[Dataset excerpts]
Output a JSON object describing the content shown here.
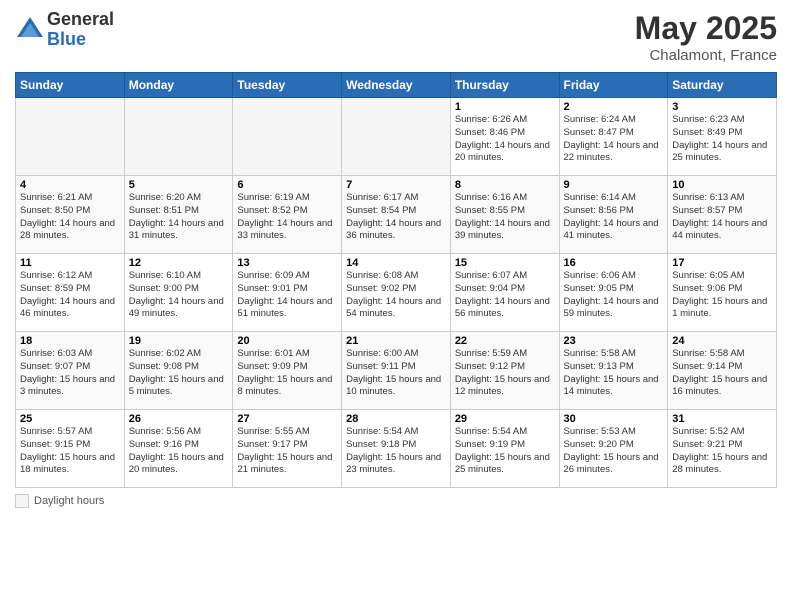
{
  "header": {
    "logo_general": "General",
    "logo_blue": "Blue",
    "month_year": "May 2025",
    "location": "Chalamont, France"
  },
  "days_of_week": [
    "Sunday",
    "Monday",
    "Tuesday",
    "Wednesday",
    "Thursday",
    "Friday",
    "Saturday"
  ],
  "legend_label": "Daylight hours",
  "weeks": [
    [
      {
        "day": "",
        "empty": true
      },
      {
        "day": "",
        "empty": true
      },
      {
        "day": "",
        "empty": true
      },
      {
        "day": "",
        "empty": true
      },
      {
        "day": "1",
        "sunrise": "6:26 AM",
        "sunset": "8:46 PM",
        "daylight": "14 hours and 20 minutes."
      },
      {
        "day": "2",
        "sunrise": "6:24 AM",
        "sunset": "8:47 PM",
        "daylight": "14 hours and 22 minutes."
      },
      {
        "day": "3",
        "sunrise": "6:23 AM",
        "sunset": "8:49 PM",
        "daylight": "14 hours and 25 minutes."
      }
    ],
    [
      {
        "day": "4",
        "sunrise": "6:21 AM",
        "sunset": "8:50 PM",
        "daylight": "14 hours and 28 minutes."
      },
      {
        "day": "5",
        "sunrise": "6:20 AM",
        "sunset": "8:51 PM",
        "daylight": "14 hours and 31 minutes."
      },
      {
        "day": "6",
        "sunrise": "6:19 AM",
        "sunset": "8:52 PM",
        "daylight": "14 hours and 33 minutes."
      },
      {
        "day": "7",
        "sunrise": "6:17 AM",
        "sunset": "8:54 PM",
        "daylight": "14 hours and 36 minutes."
      },
      {
        "day": "8",
        "sunrise": "6:16 AM",
        "sunset": "8:55 PM",
        "daylight": "14 hours and 39 minutes."
      },
      {
        "day": "9",
        "sunrise": "6:14 AM",
        "sunset": "8:56 PM",
        "daylight": "14 hours and 41 minutes."
      },
      {
        "day": "10",
        "sunrise": "6:13 AM",
        "sunset": "8:57 PM",
        "daylight": "14 hours and 44 minutes."
      }
    ],
    [
      {
        "day": "11",
        "sunrise": "6:12 AM",
        "sunset": "8:59 PM",
        "daylight": "14 hours and 46 minutes."
      },
      {
        "day": "12",
        "sunrise": "6:10 AM",
        "sunset": "9:00 PM",
        "daylight": "14 hours and 49 minutes."
      },
      {
        "day": "13",
        "sunrise": "6:09 AM",
        "sunset": "9:01 PM",
        "daylight": "14 hours and 51 minutes."
      },
      {
        "day": "14",
        "sunrise": "6:08 AM",
        "sunset": "9:02 PM",
        "daylight": "14 hours and 54 minutes."
      },
      {
        "day": "15",
        "sunrise": "6:07 AM",
        "sunset": "9:04 PM",
        "daylight": "14 hours and 56 minutes."
      },
      {
        "day": "16",
        "sunrise": "6:06 AM",
        "sunset": "9:05 PM",
        "daylight": "14 hours and 59 minutes."
      },
      {
        "day": "17",
        "sunrise": "6:05 AM",
        "sunset": "9:06 PM",
        "daylight": "15 hours and 1 minute."
      }
    ],
    [
      {
        "day": "18",
        "sunrise": "6:03 AM",
        "sunset": "9:07 PM",
        "daylight": "15 hours and 3 minutes."
      },
      {
        "day": "19",
        "sunrise": "6:02 AM",
        "sunset": "9:08 PM",
        "daylight": "15 hours and 5 minutes."
      },
      {
        "day": "20",
        "sunrise": "6:01 AM",
        "sunset": "9:09 PM",
        "daylight": "15 hours and 8 minutes."
      },
      {
        "day": "21",
        "sunrise": "6:00 AM",
        "sunset": "9:11 PM",
        "daylight": "15 hours and 10 minutes."
      },
      {
        "day": "22",
        "sunrise": "5:59 AM",
        "sunset": "9:12 PM",
        "daylight": "15 hours and 12 minutes."
      },
      {
        "day": "23",
        "sunrise": "5:58 AM",
        "sunset": "9:13 PM",
        "daylight": "15 hours and 14 minutes."
      },
      {
        "day": "24",
        "sunrise": "5:58 AM",
        "sunset": "9:14 PM",
        "daylight": "15 hours and 16 minutes."
      }
    ],
    [
      {
        "day": "25",
        "sunrise": "5:57 AM",
        "sunset": "9:15 PM",
        "daylight": "15 hours and 18 minutes."
      },
      {
        "day": "26",
        "sunrise": "5:56 AM",
        "sunset": "9:16 PM",
        "daylight": "15 hours and 20 minutes."
      },
      {
        "day": "27",
        "sunrise": "5:55 AM",
        "sunset": "9:17 PM",
        "daylight": "15 hours and 21 minutes."
      },
      {
        "day": "28",
        "sunrise": "5:54 AM",
        "sunset": "9:18 PM",
        "daylight": "15 hours and 23 minutes."
      },
      {
        "day": "29",
        "sunrise": "5:54 AM",
        "sunset": "9:19 PM",
        "daylight": "15 hours and 25 minutes."
      },
      {
        "day": "30",
        "sunrise": "5:53 AM",
        "sunset": "9:20 PM",
        "daylight": "15 hours and 26 minutes."
      },
      {
        "day": "31",
        "sunrise": "5:52 AM",
        "sunset": "9:21 PM",
        "daylight": "15 hours and 28 minutes."
      }
    ]
  ]
}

• _WRITTEN INSTRUCTION_: Above are records to transcribe exactly; leave their pictures out.

• _RESPONSE_:
Output a JSON object describing the content shown here.
{
  "header": {
    "logo_general": "General",
    "logo_blue": "Blue",
    "month_year": "May 2025",
    "location": "Chalamont, France"
  },
  "days_of_week": [
    "Sunday",
    "Monday",
    "Tuesday",
    "Wednesday",
    "Thursday",
    "Friday",
    "Saturday"
  ],
  "legend_label": "Daylight hours",
  "weeks": [
    [
      {
        "day": "",
        "empty": true
      },
      {
        "day": "",
        "empty": true
      },
      {
        "day": "",
        "empty": true
      },
      {
        "day": "",
        "empty": true
      },
      {
        "day": "1",
        "sunrise": "6:26 AM",
        "sunset": "8:46 PM",
        "daylight": "14 hours and 20 minutes."
      },
      {
        "day": "2",
        "sunrise": "6:24 AM",
        "sunset": "8:47 PM",
        "daylight": "14 hours and 22 minutes."
      },
      {
        "day": "3",
        "sunrise": "6:23 AM",
        "sunset": "8:49 PM",
        "daylight": "14 hours and 25 minutes."
      }
    ],
    [
      {
        "day": "4",
        "sunrise": "6:21 AM",
        "sunset": "8:50 PM",
        "daylight": "14 hours and 28 minutes."
      },
      {
        "day": "5",
        "sunrise": "6:20 AM",
        "sunset": "8:51 PM",
        "daylight": "14 hours and 31 minutes."
      },
      {
        "day": "6",
        "sunrise": "6:19 AM",
        "sunset": "8:52 PM",
        "daylight": "14 hours and 33 minutes."
      },
      {
        "day": "7",
        "sunrise": "6:17 AM",
        "sunset": "8:54 PM",
        "daylight": "14 hours and 36 minutes."
      },
      {
        "day": "8",
        "sunrise": "6:16 AM",
        "sunset": "8:55 PM",
        "daylight": "14 hours and 39 minutes."
      },
      {
        "day": "9",
        "sunrise": "6:14 AM",
        "sunset": "8:56 PM",
        "daylight": "14 hours and 41 minutes."
      },
      {
        "day": "10",
        "sunrise": "6:13 AM",
        "sunset": "8:57 PM",
        "daylight": "14 hours and 44 minutes."
      }
    ],
    [
      {
        "day": "11",
        "sunrise": "6:12 AM",
        "sunset": "8:59 PM",
        "daylight": "14 hours and 46 minutes."
      },
      {
        "day": "12",
        "sunrise": "6:10 AM",
        "sunset": "9:00 PM",
        "daylight": "14 hours and 49 minutes."
      },
      {
        "day": "13",
        "sunrise": "6:09 AM",
        "sunset": "9:01 PM",
        "daylight": "14 hours and 51 minutes."
      },
      {
        "day": "14",
        "sunrise": "6:08 AM",
        "sunset": "9:02 PM",
        "daylight": "14 hours and 54 minutes."
      },
      {
        "day": "15",
        "sunrise": "6:07 AM",
        "sunset": "9:04 PM",
        "daylight": "14 hours and 56 minutes."
      },
      {
        "day": "16",
        "sunrise": "6:06 AM",
        "sunset": "9:05 PM",
        "daylight": "14 hours and 59 minutes."
      },
      {
        "day": "17",
        "sunrise": "6:05 AM",
        "sunset": "9:06 PM",
        "daylight": "15 hours and 1 minute."
      }
    ],
    [
      {
        "day": "18",
        "sunrise": "6:03 AM",
        "sunset": "9:07 PM",
        "daylight": "15 hours and 3 minutes."
      },
      {
        "day": "19",
        "sunrise": "6:02 AM",
        "sunset": "9:08 PM",
        "daylight": "15 hours and 5 minutes."
      },
      {
        "day": "20",
        "sunrise": "6:01 AM",
        "sunset": "9:09 PM",
        "daylight": "15 hours and 8 minutes."
      },
      {
        "day": "21",
        "sunrise": "6:00 AM",
        "sunset": "9:11 PM",
        "daylight": "15 hours and 10 minutes."
      },
      {
        "day": "22",
        "sunrise": "5:59 AM",
        "sunset": "9:12 PM",
        "daylight": "15 hours and 12 minutes."
      },
      {
        "day": "23",
        "sunrise": "5:58 AM",
        "sunset": "9:13 PM",
        "daylight": "15 hours and 14 minutes."
      },
      {
        "day": "24",
        "sunrise": "5:58 AM",
        "sunset": "9:14 PM",
        "daylight": "15 hours and 16 minutes."
      }
    ],
    [
      {
        "day": "25",
        "sunrise": "5:57 AM",
        "sunset": "9:15 PM",
        "daylight": "15 hours and 18 minutes."
      },
      {
        "day": "26",
        "sunrise": "5:56 AM",
        "sunset": "9:16 PM",
        "daylight": "15 hours and 20 minutes."
      },
      {
        "day": "27",
        "sunrise": "5:55 AM",
        "sunset": "9:17 PM",
        "daylight": "15 hours and 21 minutes."
      },
      {
        "day": "28",
        "sunrise": "5:54 AM",
        "sunset": "9:18 PM",
        "daylight": "15 hours and 23 minutes."
      },
      {
        "day": "29",
        "sunrise": "5:54 AM",
        "sunset": "9:19 PM",
        "daylight": "15 hours and 25 minutes."
      },
      {
        "day": "30",
        "sunrise": "5:53 AM",
        "sunset": "9:20 PM",
        "daylight": "15 hours and 26 minutes."
      },
      {
        "day": "31",
        "sunrise": "5:52 AM",
        "sunset": "9:21 PM",
        "daylight": "15 hours and 28 minutes."
      }
    ]
  ]
}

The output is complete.